- EXERCISE BRIEF -
Looking through the records below, please work out how many lines contain "name". Give only that number.

- INFORMATION PROVIDED -
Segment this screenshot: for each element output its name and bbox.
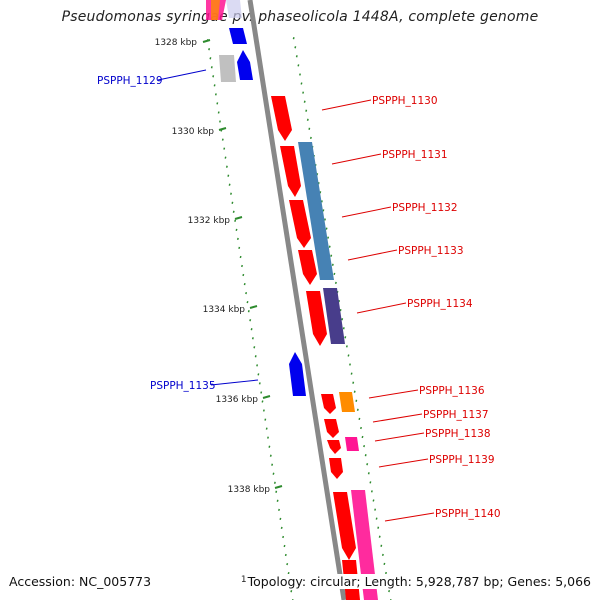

* * *

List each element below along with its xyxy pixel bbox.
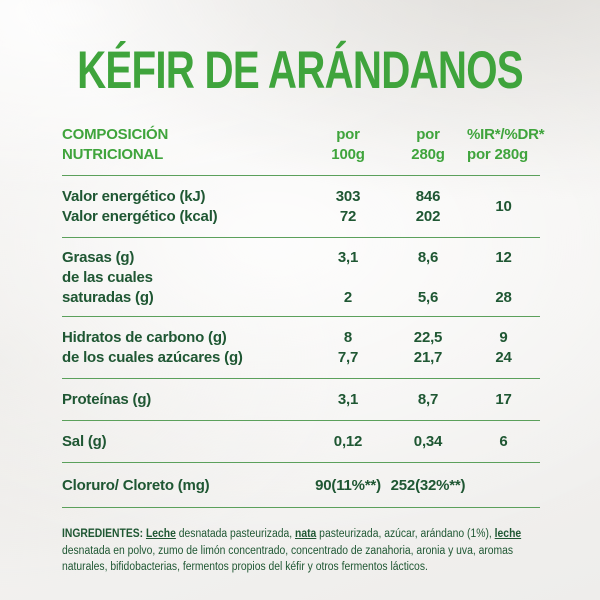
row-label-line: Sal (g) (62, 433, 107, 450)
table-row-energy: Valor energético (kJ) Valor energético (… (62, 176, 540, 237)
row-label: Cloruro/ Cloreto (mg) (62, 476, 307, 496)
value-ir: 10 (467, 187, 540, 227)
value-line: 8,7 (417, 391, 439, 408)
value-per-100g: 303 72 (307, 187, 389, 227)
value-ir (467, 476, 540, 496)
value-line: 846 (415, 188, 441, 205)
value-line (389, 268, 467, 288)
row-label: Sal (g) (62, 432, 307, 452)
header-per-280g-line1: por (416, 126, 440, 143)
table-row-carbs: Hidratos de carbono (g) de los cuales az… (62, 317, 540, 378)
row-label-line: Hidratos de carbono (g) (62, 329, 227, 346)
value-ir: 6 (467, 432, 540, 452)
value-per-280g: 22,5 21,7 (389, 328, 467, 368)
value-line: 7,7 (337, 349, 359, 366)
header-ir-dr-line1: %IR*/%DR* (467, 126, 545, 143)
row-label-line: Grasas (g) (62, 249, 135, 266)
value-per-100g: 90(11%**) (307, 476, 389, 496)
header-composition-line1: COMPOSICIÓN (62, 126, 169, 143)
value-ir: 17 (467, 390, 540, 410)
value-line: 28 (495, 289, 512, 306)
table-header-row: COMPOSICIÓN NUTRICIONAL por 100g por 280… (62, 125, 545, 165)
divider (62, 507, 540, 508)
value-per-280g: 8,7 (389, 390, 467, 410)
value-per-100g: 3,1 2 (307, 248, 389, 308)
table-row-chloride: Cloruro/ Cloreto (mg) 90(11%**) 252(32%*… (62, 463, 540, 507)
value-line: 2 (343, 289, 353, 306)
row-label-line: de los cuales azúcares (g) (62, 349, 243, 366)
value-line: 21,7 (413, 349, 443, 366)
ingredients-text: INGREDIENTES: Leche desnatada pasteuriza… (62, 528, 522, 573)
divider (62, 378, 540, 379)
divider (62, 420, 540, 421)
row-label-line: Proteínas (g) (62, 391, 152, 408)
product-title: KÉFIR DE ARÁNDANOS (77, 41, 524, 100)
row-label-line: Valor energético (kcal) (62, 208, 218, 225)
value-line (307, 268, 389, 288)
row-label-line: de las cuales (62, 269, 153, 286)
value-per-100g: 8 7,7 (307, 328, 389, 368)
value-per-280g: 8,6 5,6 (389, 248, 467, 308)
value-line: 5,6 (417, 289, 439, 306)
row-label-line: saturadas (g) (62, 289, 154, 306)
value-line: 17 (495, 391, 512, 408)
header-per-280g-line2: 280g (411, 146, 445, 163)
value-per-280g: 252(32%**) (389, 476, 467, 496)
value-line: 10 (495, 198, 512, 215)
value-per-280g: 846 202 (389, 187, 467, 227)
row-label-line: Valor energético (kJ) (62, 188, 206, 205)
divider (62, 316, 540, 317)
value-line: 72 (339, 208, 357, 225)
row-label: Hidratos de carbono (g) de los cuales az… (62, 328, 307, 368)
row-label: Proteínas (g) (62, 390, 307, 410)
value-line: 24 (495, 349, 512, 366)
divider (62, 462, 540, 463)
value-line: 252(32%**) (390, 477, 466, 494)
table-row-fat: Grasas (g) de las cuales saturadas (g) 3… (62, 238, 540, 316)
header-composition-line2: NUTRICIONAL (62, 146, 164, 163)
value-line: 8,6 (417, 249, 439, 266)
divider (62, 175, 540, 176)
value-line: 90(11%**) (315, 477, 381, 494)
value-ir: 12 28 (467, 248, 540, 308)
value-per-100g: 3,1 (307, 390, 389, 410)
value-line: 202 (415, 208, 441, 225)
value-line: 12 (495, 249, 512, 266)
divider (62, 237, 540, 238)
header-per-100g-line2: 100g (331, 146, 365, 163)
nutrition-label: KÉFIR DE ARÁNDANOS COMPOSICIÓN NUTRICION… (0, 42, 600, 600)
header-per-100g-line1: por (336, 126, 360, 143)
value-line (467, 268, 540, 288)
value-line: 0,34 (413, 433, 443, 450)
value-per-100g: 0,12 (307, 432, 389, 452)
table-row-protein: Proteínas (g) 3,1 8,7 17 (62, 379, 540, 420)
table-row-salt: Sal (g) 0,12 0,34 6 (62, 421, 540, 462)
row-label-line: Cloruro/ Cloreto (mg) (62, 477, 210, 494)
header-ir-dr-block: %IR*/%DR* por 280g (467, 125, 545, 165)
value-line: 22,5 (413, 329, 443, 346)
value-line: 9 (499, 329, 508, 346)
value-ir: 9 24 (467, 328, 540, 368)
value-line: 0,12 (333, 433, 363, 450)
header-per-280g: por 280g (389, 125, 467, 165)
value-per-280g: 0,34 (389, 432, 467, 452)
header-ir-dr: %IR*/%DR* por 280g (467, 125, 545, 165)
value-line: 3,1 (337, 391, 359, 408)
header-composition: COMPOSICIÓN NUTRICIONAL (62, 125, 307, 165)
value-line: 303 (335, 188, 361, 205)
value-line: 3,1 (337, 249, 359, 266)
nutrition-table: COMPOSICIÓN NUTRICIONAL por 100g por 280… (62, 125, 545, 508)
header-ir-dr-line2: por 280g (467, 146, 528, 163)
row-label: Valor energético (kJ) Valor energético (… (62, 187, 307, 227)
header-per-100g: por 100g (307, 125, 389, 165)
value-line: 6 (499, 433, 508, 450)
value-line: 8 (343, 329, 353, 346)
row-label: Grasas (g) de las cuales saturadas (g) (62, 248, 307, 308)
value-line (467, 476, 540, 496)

* * *

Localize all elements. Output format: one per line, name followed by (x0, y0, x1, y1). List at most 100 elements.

- YOUR RESPONSE -
2